**WRITTEN TASK**
Report every line of the records below that contains the string "avatar", copying each such line in full. Case counts.

**LISTING**
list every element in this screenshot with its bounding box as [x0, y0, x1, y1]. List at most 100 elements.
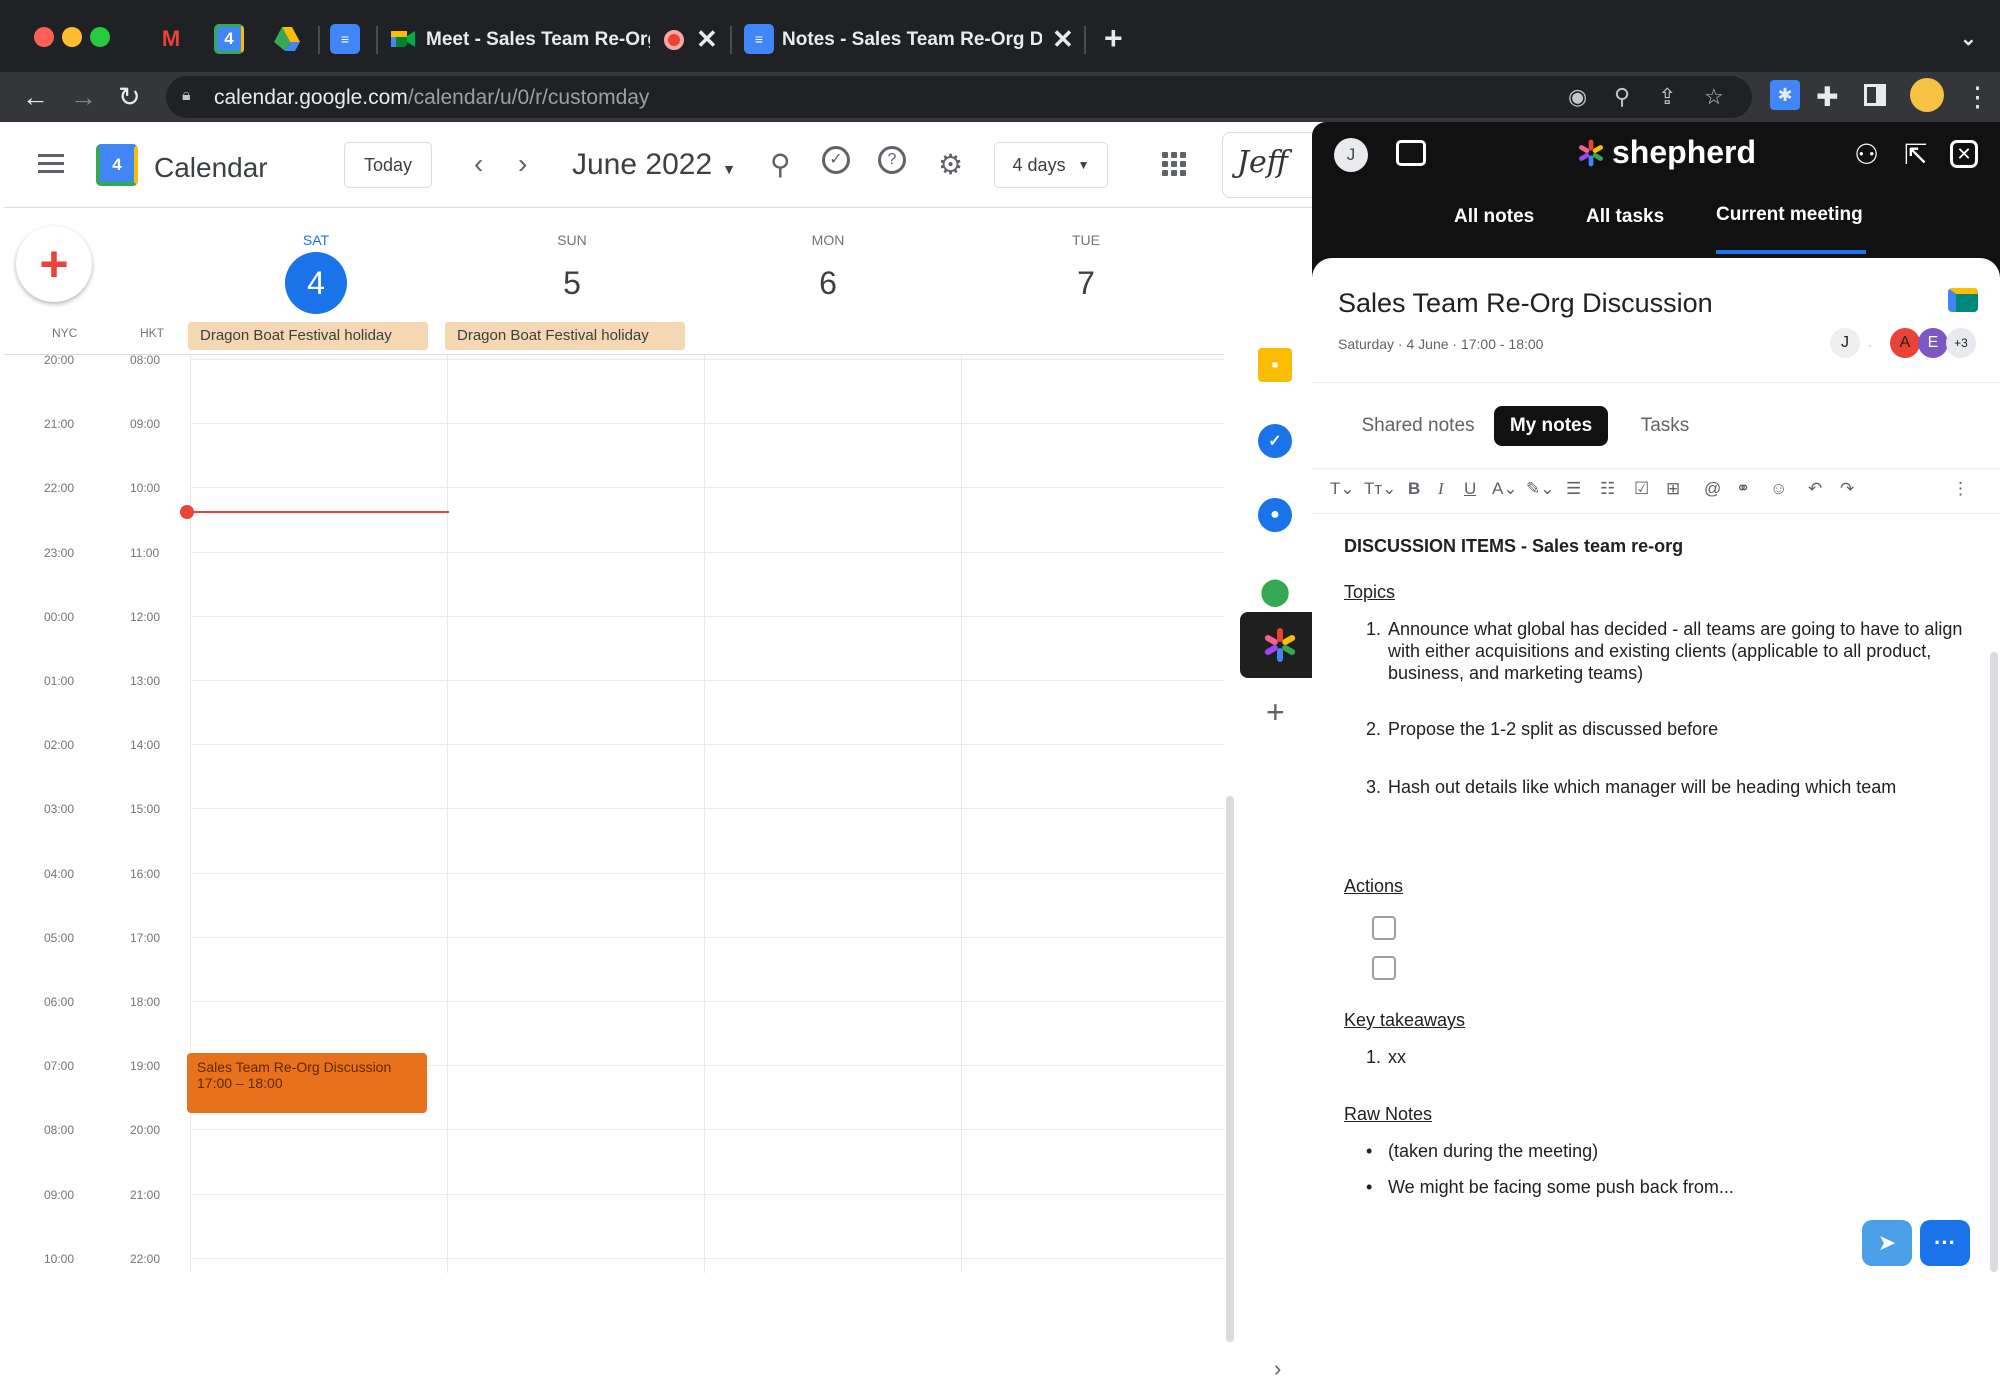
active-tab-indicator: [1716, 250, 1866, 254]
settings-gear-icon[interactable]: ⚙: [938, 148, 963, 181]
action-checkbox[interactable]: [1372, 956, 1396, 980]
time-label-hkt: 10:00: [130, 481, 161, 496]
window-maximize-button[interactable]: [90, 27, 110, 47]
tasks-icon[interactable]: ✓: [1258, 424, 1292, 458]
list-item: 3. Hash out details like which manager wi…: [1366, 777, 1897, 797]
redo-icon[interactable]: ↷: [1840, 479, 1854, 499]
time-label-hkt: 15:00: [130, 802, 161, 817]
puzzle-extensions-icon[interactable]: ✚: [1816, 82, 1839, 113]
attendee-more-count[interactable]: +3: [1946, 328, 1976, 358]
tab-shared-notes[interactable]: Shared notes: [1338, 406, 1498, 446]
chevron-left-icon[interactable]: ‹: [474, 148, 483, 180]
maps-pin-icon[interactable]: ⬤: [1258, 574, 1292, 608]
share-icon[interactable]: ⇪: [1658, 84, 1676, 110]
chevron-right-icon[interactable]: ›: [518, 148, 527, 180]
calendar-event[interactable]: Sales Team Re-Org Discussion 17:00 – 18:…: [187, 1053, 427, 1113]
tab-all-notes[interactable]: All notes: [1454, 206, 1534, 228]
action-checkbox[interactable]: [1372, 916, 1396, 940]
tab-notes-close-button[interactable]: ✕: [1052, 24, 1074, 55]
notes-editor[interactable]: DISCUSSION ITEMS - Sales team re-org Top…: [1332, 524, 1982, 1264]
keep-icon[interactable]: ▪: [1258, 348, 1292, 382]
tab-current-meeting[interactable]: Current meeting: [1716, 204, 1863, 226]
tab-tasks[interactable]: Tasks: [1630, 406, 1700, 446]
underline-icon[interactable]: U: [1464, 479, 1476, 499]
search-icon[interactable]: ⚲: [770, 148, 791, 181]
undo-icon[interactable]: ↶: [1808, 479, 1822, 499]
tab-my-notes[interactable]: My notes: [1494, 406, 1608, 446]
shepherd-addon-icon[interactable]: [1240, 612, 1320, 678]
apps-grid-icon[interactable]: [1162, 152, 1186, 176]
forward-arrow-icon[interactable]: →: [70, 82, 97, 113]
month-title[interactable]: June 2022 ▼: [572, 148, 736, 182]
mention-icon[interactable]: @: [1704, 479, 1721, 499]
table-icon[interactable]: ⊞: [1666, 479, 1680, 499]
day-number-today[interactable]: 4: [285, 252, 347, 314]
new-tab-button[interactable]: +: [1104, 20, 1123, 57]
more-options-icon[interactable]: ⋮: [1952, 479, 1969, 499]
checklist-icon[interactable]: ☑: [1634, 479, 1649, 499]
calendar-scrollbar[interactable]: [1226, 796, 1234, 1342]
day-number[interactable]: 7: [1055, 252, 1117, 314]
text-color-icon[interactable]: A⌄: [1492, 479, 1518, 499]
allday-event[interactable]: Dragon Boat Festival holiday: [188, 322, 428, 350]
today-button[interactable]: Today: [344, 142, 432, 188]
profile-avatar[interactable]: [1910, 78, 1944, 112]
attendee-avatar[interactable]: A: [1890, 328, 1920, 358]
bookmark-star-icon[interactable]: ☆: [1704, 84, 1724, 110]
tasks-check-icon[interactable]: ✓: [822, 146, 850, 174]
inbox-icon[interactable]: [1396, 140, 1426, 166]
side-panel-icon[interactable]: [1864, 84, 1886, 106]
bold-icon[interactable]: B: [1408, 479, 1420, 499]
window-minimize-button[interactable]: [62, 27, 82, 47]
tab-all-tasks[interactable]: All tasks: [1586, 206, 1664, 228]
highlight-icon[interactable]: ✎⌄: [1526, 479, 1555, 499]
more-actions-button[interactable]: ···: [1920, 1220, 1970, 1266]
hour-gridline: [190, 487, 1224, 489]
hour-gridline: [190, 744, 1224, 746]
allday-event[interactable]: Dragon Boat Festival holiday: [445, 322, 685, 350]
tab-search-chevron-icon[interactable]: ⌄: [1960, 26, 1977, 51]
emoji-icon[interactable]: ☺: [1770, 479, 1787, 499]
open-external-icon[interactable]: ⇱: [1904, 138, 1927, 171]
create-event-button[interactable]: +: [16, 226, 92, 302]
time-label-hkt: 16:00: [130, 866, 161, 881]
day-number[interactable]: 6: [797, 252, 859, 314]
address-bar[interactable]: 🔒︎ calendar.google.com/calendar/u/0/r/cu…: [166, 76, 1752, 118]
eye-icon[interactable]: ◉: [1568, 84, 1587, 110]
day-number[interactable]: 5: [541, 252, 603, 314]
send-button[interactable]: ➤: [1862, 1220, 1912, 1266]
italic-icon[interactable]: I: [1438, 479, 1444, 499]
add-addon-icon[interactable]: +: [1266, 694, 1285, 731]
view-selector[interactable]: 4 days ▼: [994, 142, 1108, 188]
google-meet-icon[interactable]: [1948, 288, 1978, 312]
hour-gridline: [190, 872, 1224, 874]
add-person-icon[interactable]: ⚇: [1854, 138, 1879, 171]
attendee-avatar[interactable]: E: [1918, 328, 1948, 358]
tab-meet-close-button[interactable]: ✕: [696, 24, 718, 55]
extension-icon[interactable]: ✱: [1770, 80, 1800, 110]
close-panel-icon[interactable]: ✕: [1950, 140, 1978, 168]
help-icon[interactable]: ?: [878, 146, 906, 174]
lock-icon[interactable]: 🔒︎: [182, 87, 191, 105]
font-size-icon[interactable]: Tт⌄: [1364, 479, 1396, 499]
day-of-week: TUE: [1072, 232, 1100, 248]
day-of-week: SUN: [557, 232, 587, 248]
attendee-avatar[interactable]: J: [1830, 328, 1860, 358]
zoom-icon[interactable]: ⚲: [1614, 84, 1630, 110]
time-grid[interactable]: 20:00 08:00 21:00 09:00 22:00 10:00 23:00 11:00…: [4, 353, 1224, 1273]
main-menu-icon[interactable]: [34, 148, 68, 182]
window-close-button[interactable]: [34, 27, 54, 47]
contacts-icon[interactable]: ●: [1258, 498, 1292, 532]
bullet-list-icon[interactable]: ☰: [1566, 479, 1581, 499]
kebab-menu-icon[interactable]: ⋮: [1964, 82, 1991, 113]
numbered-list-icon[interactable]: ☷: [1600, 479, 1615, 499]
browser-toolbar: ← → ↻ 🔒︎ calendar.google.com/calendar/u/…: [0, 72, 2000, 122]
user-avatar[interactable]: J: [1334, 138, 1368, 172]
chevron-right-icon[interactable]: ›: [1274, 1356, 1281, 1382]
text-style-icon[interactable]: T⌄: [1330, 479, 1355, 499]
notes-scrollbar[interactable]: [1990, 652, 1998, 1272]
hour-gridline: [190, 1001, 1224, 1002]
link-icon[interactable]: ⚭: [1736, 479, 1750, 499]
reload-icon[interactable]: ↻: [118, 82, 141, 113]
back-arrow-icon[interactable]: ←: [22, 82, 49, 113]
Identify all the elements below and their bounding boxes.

**THE RESULT**
profile-avatar[interactable]: [1910, 78, 1944, 112]
attendee-avatar[interactable]: A: [1890, 328, 1920, 358]
attendee-avatar[interactable]: E: [1918, 328, 1948, 358]
attendee-avatar[interactable]: J: [1830, 328, 1860, 358]
user-avatar[interactable]: J: [1334, 138, 1368, 172]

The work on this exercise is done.